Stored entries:
+--
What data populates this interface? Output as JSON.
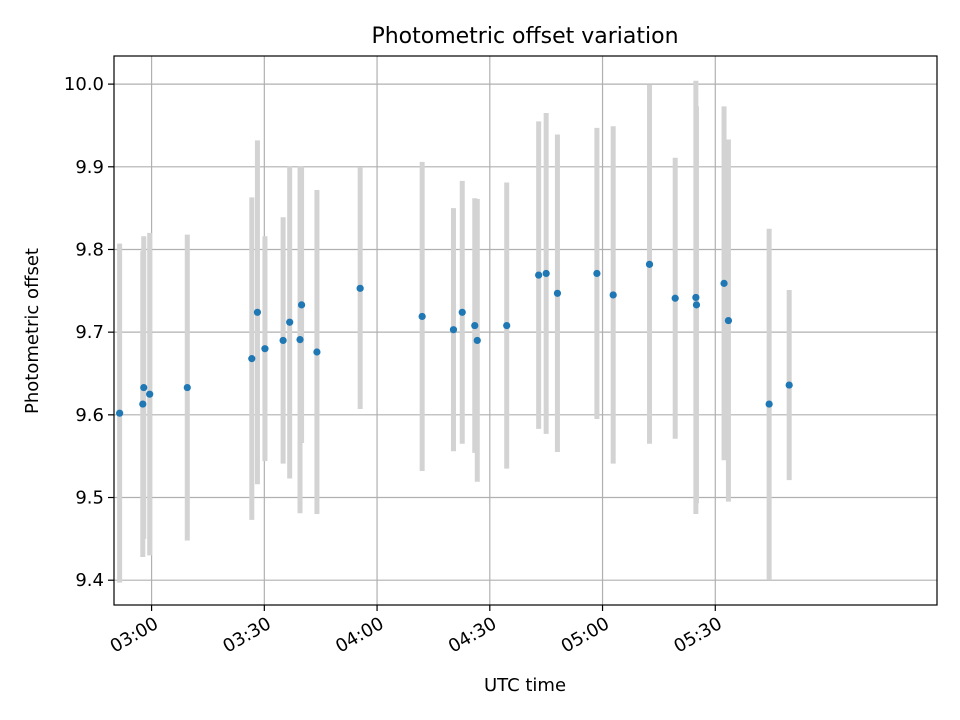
{
  "chart_data": {
    "type": "scatter",
    "title": "Photometric offset variation",
    "xlabel": "UTC time",
    "ylabel": "Photometric offset",
    "xlim": [
      "02:50",
      "06:29"
    ],
    "ylim": [
      9.37,
      10.034
    ],
    "grid": true,
    "x_ticks": [
      "03:00",
      "03:30",
      "04:00",
      "04:30",
      "05:00",
      "05:30"
    ],
    "y_ticks": [
      9.4,
      9.5,
      9.6,
      9.7,
      9.8,
      9.9,
      10.0
    ],
    "y_tick_labels": [
      "9.4",
      "9.5",
      "9.6",
      "9.7",
      "9.8",
      "9.9",
      "10.0"
    ],
    "marker_color": "#1f77b4",
    "errorbar_color": "#d3d3d3",
    "series": [
      {
        "points": [
          {
            "t": "02:51:30",
            "y": 9.602,
            "err": 0.205
          },
          {
            "t": "02:57:40",
            "y": 9.613,
            "err": 0.185
          },
          {
            "t": "02:57:55",
            "y": 9.633,
            "err": 0.183
          },
          {
            "t": "02:59:30",
            "y": 9.625,
            "err": 0.195
          },
          {
            "t": "03:09:30",
            "y": 9.633,
            "err": 0.185
          },
          {
            "t": "03:26:40",
            "y": 9.668,
            "err": 0.195
          },
          {
            "t": "03:28:10",
            "y": 9.724,
            "err": 0.208
          },
          {
            "t": "03:30:10",
            "y": 9.68,
            "err": 0.136
          },
          {
            "t": "03:35:00",
            "y": 9.69,
            "err": 0.149
          },
          {
            "t": "03:36:45",
            "y": 9.712,
            "err": 0.189
          },
          {
            "t": "03:39:55",
            "y": 9.733,
            "err": 0.167
          },
          {
            "t": "03:39:30",
            "y": 9.691,
            "err": 0.21
          },
          {
            "t": "03:44:00",
            "y": 9.676,
            "err": 0.196
          },
          {
            "t": "03:55:30",
            "y": 9.753,
            "err": 0.146
          },
          {
            "t": "04:12:00",
            "y": 9.719,
            "err": 0.187
          },
          {
            "t": "04:20:20",
            "y": 9.703,
            "err": 0.147
          },
          {
            "t": "04:22:40",
            "y": 9.724,
            "err": 0.159
          },
          {
            "t": "04:26:00",
            "y": 9.708,
            "err": 0.154
          },
          {
            "t": "04:26:40",
            "y": 9.69,
            "err": 0.171
          },
          {
            "t": "04:34:30",
            "y": 9.708,
            "err": 0.173
          },
          {
            "t": "04:43:00",
            "y": 9.769,
            "err": 0.186
          },
          {
            "t": "04:45:00",
            "y": 9.771,
            "err": 0.194
          },
          {
            "t": "04:48:00",
            "y": 9.747,
            "err": 0.192
          },
          {
            "t": "04:58:30",
            "y": 9.771,
            "err": 0.176
          },
          {
            "t": "05:02:50",
            "y": 9.745,
            "err": 0.204
          },
          {
            "t": "05:12:30",
            "y": 9.782,
            "err": 0.217
          },
          {
            "t": "05:19:20",
            "y": 9.741,
            "err": 0.17
          },
          {
            "t": "05:24:50",
            "y": 9.742,
            "err": 0.262
          },
          {
            "t": "05:25:00",
            "y": 9.733,
            "err": 0.24
          },
          {
            "t": "05:32:20",
            "y": 9.759,
            "err": 0.214
          },
          {
            "t": "05:33:30",
            "y": 9.714,
            "err": 0.219
          },
          {
            "t": "05:44:20",
            "y": 9.613,
            "err": 0.212
          },
          {
            "t": "05:49:40",
            "y": 9.636,
            "err": 0.115
          }
        ]
      }
    ]
  }
}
+--
**Exercise brief**
Copy and report every line where the word "offset" is present.

**Task solution**
    "title": "Photometric offset variation",
    "ylabel": "Photometric offset",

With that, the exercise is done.